AVAILABLE DATA:
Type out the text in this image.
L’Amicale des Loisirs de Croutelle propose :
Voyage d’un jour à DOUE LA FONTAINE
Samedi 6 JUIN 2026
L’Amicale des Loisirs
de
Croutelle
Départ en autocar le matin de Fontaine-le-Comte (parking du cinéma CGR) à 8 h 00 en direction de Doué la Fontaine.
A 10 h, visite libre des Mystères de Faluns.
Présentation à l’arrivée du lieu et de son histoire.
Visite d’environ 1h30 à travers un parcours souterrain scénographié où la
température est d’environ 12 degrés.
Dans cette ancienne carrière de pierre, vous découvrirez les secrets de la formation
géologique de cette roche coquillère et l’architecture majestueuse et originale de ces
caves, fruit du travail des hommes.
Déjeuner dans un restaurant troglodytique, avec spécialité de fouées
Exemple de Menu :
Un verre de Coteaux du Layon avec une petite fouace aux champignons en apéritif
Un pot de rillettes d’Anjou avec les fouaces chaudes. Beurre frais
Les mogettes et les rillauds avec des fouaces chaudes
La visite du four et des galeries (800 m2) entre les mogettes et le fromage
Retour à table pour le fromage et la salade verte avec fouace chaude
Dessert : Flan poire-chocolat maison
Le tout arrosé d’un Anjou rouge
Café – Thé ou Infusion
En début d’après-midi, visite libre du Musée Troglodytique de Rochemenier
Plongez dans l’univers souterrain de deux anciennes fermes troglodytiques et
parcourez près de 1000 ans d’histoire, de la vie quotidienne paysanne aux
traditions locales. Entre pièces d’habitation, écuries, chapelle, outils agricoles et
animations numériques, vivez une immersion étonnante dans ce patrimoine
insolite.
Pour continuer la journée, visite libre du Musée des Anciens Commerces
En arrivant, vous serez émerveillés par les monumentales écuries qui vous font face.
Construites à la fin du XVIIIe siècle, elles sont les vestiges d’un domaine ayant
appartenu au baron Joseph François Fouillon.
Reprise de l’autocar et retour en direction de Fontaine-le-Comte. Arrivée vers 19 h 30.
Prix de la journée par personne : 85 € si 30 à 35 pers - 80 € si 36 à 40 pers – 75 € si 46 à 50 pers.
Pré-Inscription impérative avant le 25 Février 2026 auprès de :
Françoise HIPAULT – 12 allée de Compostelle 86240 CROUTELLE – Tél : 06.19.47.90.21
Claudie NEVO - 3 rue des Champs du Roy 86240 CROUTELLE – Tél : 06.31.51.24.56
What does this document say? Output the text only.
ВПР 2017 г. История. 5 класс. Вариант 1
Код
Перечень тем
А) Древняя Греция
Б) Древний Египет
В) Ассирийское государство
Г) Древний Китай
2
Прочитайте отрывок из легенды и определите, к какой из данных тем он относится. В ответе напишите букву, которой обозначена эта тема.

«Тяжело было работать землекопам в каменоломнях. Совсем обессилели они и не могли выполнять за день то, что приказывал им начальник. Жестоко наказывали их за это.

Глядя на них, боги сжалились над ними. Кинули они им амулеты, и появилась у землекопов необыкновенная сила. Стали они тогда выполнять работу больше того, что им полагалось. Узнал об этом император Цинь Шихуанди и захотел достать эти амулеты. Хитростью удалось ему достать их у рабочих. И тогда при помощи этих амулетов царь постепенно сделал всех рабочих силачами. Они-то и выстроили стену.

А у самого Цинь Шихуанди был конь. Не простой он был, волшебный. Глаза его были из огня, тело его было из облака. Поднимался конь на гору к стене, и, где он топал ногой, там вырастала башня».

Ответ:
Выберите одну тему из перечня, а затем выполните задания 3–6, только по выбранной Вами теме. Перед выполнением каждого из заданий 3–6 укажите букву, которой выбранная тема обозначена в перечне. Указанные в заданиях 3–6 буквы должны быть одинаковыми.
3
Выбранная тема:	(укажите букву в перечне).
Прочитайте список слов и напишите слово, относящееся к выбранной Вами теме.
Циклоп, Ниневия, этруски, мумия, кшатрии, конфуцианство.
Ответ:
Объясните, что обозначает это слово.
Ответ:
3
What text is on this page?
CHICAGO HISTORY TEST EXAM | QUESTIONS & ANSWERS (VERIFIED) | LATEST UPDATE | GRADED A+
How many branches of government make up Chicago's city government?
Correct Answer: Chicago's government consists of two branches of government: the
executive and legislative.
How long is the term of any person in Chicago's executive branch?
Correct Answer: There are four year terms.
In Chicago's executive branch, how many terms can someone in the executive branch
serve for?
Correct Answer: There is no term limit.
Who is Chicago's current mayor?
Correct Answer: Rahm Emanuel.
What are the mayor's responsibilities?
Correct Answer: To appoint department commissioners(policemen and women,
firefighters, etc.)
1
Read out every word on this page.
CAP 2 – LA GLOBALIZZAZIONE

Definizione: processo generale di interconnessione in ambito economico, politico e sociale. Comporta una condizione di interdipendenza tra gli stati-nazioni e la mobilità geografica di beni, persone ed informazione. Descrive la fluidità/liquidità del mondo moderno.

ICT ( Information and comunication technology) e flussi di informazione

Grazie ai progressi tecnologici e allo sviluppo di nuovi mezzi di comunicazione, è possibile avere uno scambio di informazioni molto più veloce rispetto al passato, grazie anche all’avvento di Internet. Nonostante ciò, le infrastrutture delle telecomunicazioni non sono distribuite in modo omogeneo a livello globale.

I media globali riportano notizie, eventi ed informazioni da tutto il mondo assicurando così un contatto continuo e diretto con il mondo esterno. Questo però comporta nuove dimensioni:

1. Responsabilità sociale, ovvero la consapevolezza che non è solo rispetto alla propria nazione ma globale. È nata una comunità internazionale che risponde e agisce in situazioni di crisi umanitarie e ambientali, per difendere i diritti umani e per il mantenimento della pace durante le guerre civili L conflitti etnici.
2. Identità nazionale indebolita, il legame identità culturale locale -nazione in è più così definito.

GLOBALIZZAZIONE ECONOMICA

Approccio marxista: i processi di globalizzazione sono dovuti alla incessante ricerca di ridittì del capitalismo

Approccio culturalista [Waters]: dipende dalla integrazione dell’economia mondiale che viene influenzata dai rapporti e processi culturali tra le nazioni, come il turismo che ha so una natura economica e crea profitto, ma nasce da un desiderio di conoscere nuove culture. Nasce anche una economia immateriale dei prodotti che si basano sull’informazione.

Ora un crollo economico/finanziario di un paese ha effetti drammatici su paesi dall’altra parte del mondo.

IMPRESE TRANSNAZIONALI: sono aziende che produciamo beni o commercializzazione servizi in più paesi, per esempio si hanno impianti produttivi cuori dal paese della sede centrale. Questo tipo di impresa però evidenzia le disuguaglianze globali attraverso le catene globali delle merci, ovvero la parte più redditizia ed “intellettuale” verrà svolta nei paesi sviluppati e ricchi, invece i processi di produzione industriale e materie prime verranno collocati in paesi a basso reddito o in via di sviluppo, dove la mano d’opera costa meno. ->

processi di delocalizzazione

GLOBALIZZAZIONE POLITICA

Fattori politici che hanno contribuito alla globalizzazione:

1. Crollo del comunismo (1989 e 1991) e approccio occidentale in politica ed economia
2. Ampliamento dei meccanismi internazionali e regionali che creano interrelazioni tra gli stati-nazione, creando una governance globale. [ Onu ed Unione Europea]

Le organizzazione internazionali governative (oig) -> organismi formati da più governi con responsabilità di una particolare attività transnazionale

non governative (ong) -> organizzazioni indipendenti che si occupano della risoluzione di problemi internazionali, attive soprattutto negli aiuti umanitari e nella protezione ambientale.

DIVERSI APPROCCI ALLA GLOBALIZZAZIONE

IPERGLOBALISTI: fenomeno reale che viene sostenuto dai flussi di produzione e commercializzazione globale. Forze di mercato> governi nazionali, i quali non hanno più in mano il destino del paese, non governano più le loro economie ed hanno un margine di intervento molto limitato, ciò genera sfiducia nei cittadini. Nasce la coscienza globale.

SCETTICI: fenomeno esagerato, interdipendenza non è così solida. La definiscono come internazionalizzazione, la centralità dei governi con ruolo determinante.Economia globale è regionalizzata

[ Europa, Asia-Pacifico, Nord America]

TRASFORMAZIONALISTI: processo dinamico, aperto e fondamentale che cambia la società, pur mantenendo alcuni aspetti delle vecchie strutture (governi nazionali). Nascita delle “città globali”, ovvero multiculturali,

AIM: Look through the entries above for the word "autocar". Copy every line where it shows up.

TASK RESPONSE:
Départ en autocar le matin de Fontaine-le-Comte (parking du cinéma CGR) à 8 h 00 en direction de Doué la Fontaine.
Reprise de l’autocar et retour en direction de Fontaine-le-Comte. Arrivée vers 19 h 30.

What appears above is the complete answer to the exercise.